### TASK DESCRIPTION
Copy all lines holding the word "EÓLICA" from the entries.

### SUPPLIED RECORDS
━━━━━━━━
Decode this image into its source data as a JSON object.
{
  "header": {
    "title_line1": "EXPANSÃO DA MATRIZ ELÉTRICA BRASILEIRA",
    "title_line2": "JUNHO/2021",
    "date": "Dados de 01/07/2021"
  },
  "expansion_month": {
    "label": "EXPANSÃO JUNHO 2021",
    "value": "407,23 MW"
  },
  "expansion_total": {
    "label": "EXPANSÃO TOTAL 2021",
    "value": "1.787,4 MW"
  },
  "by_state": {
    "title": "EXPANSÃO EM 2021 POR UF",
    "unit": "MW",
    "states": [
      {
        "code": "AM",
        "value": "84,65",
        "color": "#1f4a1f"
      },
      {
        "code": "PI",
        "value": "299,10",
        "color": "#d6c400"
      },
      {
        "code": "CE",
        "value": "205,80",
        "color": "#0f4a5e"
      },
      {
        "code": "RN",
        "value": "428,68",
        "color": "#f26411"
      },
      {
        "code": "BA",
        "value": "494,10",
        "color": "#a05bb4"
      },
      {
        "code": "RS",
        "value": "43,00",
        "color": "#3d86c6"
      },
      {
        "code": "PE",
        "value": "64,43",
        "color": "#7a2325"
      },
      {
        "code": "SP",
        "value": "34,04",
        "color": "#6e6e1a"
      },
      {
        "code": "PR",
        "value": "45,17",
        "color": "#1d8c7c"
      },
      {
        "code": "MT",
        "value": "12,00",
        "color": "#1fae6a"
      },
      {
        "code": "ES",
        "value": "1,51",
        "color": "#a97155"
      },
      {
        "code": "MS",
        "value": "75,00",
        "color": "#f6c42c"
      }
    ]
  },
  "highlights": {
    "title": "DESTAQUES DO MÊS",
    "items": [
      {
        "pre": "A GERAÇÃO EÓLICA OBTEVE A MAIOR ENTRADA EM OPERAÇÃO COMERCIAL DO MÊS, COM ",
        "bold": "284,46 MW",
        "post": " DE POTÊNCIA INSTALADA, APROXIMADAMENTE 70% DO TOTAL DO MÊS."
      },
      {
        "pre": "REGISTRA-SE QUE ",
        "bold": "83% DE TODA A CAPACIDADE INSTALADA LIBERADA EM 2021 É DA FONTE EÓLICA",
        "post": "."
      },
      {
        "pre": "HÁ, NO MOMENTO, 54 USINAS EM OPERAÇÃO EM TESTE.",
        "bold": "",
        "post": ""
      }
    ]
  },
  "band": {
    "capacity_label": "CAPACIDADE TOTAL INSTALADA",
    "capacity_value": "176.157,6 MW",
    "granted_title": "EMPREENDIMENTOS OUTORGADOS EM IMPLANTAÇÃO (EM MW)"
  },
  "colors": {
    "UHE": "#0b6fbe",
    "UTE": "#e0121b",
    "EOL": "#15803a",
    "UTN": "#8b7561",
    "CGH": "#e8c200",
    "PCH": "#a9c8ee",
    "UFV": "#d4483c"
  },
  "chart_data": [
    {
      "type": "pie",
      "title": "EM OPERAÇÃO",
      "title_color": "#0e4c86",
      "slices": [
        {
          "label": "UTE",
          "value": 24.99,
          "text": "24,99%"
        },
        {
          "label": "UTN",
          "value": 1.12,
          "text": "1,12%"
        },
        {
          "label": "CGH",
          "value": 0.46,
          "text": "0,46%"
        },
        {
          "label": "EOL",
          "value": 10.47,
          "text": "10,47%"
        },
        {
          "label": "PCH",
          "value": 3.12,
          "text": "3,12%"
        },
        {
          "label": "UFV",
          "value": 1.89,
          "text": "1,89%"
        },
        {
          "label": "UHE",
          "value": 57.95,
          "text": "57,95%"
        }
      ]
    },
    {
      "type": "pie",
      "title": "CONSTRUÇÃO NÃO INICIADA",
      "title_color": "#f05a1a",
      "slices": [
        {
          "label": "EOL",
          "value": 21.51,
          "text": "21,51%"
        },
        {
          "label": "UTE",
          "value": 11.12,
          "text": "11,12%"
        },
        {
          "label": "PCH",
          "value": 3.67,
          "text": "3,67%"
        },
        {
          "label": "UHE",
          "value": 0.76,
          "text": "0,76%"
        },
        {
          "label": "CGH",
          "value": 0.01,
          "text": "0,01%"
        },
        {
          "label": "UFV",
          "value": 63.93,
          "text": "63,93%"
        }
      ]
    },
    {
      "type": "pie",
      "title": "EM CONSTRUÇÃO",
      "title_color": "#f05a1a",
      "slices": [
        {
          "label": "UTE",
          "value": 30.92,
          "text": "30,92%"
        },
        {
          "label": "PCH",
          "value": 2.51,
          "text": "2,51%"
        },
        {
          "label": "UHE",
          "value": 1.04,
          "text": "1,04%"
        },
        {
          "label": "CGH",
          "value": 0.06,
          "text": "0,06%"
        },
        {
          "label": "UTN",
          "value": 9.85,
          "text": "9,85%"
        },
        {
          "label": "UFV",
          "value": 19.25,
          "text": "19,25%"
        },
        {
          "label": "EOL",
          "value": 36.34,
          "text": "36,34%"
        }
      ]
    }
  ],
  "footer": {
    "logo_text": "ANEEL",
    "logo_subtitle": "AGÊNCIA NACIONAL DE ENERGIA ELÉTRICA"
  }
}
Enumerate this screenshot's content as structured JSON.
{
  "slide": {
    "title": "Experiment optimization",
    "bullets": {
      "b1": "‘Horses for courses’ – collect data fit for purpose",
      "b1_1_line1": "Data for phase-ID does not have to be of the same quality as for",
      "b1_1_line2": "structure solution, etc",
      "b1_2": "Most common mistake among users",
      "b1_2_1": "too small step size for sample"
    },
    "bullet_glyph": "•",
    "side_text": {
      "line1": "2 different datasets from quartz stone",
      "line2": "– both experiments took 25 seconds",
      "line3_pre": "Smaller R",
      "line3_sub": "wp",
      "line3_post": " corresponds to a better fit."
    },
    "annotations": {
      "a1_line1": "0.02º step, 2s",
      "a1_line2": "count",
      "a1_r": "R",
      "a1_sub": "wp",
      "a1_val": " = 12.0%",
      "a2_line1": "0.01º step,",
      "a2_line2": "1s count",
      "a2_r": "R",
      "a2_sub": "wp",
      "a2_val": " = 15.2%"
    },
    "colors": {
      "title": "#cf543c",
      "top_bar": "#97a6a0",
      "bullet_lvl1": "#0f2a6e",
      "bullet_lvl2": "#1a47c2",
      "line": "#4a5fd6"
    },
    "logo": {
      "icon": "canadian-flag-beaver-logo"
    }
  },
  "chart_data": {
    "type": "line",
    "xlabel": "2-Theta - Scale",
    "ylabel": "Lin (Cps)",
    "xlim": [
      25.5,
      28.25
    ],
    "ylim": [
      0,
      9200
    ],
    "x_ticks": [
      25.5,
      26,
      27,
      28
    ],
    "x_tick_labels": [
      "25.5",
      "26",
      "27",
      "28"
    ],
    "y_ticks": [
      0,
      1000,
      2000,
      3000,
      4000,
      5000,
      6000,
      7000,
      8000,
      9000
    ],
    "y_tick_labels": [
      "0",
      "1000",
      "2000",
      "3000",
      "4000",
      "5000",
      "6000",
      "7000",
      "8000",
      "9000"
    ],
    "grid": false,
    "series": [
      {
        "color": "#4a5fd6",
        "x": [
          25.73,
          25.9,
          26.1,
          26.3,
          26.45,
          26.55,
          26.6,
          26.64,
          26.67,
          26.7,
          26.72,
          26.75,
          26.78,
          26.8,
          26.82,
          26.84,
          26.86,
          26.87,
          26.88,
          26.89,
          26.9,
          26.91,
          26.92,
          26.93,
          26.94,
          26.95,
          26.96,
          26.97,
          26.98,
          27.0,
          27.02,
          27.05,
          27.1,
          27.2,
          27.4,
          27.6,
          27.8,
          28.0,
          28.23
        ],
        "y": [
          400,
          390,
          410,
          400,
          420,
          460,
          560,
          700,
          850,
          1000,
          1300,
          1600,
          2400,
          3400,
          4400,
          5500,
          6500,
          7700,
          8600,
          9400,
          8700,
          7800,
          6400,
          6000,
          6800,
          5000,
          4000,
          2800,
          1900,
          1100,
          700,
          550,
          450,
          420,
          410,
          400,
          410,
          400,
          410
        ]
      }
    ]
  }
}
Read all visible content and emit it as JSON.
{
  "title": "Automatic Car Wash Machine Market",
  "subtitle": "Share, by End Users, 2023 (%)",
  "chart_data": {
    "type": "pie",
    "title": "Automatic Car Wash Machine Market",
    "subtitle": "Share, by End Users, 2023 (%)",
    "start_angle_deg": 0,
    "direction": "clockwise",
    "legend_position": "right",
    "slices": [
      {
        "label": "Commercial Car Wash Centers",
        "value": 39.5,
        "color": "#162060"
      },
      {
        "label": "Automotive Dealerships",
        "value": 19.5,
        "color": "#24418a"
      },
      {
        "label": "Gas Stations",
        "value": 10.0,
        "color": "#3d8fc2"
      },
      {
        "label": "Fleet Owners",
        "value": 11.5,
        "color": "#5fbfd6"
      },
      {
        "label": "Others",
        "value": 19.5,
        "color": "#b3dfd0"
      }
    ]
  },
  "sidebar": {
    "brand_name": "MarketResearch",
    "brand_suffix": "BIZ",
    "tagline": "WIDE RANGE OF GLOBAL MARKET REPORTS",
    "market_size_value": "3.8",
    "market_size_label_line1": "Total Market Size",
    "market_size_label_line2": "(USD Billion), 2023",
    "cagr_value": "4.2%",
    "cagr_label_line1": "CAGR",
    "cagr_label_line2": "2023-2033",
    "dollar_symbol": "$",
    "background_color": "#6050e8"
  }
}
━━━━━━━━
### SOLUTION TO THIS PROBLEM
        "pre": "A GERAÇÃO EÓLICA OBTEVE A MAIOR ENTRADA EM OPERAÇÃO COMERCIAL DO MÊS, COM ",
        "bold": "83% DE TODA A CAPACIDADE INSTALADA LIBERADA EM 2021 É DA FONTE EÓLICA",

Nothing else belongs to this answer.